___ Records for this exercise ___

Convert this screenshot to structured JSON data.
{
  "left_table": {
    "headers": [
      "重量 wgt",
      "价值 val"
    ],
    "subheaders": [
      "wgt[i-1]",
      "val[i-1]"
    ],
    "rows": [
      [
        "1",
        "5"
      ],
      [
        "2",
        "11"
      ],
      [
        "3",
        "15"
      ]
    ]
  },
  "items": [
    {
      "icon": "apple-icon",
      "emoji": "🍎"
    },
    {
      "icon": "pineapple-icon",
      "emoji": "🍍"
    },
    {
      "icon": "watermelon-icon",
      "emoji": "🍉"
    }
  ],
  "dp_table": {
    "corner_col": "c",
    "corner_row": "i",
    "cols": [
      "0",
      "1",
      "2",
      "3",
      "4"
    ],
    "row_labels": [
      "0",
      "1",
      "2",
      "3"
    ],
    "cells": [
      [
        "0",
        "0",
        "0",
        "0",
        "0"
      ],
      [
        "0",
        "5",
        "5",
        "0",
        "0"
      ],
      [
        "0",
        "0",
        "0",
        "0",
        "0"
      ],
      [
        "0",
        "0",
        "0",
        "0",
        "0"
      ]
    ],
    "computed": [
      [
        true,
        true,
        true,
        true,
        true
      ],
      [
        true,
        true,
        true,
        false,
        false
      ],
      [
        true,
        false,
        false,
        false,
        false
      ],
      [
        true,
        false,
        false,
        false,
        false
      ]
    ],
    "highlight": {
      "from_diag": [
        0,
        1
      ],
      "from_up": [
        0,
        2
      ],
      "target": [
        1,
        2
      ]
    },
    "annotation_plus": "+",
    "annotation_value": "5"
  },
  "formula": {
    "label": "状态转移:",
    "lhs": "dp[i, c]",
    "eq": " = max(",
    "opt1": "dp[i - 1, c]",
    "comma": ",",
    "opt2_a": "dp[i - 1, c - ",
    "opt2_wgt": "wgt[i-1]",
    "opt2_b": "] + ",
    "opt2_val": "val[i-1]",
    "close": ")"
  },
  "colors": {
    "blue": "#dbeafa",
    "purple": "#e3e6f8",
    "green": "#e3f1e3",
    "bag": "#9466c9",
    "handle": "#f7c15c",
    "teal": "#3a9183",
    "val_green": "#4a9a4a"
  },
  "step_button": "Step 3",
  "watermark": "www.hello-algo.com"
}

___

▶ **Aim**:
Give back all the records exactly as they stand.

▶ **Reply**:
Convert this screenshot to structured JSON data.
{
  "left_table": {
    "headers": [
      "重量 wgt",
      "价值 val"
    ],
    "subheaders": [
      "wgt[i-1]",
      "val[i-1]"
    ],
    "rows": [
      [
        "1",
        "5"
      ],
      [
        "2",
        "11"
      ],
      [
        "3",
        "15"
      ]
    ]
  },
  "items": [
    {
      "icon": "apple-icon",
      "emoji": "🍎"
    },
    {
      "icon": "pineapple-icon",
      "emoji": "🍍"
    },
    {
      "icon": "watermelon-icon",
      "emoji": "🍉"
    }
  ],
  "dp_table": {
    "corner_col": "c",
    "corner_row": "i",
    "cols": [
      "0",
      "1",
      "2",
      "3",
      "4"
    ],
    "row_labels": [
      "0",
      "1",
      "2",
      "3"
    ],
    "cells": [
      [
        "0",
        "0",
        "0",
        "0",
        "0"
      ],
      [
        "0",
        "5",
        "5",
        "0",
        "0"
      ],
      [
        "0",
        "0",
        "0",
        "0",
        "0"
      ],
      [
        "0",
        "0",
        "0",
        "0",
        "0"
      ]
    ],
    "computed": [
      [
        true,
        true,
        true,
        true,
        true
      ],
      [
        true,
        true,
        true,
        false,
        false
      ],
      [
        true,
        false,
        false,
        false,
        false
      ],
      [
        true,
        false,
        false,
        false,
        false
      ]
    ],
    "highlight": {
      "from_diag": [
        0,
        1
      ],
      "from_up": [
        0,
        2
      ],
      "target": [
        1,
        2
      ]
    },
    "annotation_plus": "+",
    "annotation_value": "5"
  },
  "formula": {
    "label": "状态转移:",
    "lhs": "dp[i, c]",
    "eq": " = max(",
    "opt1": "dp[i - 1, c]",
    "comma": ",",
    "opt2_a": "dp[i - 1, c - ",
    "opt2_wgt": "wgt[i-1]",
    "opt2_b": "] + ",
    "opt2_val": "val[i-1]",
    "close": ")"
  },
  "colors": {
    "blue": "#dbeafa",
    "purple": "#e3e6f8",
    "green": "#e3f1e3",
    "bag": "#9466c9",
    "handle": "#f7c15c",
    "teal": "#3a9183",
    "val_green": "#4a9a4a"
  },
  "step_button": "Step 3",
  "watermark": "www.hello-algo.com"
}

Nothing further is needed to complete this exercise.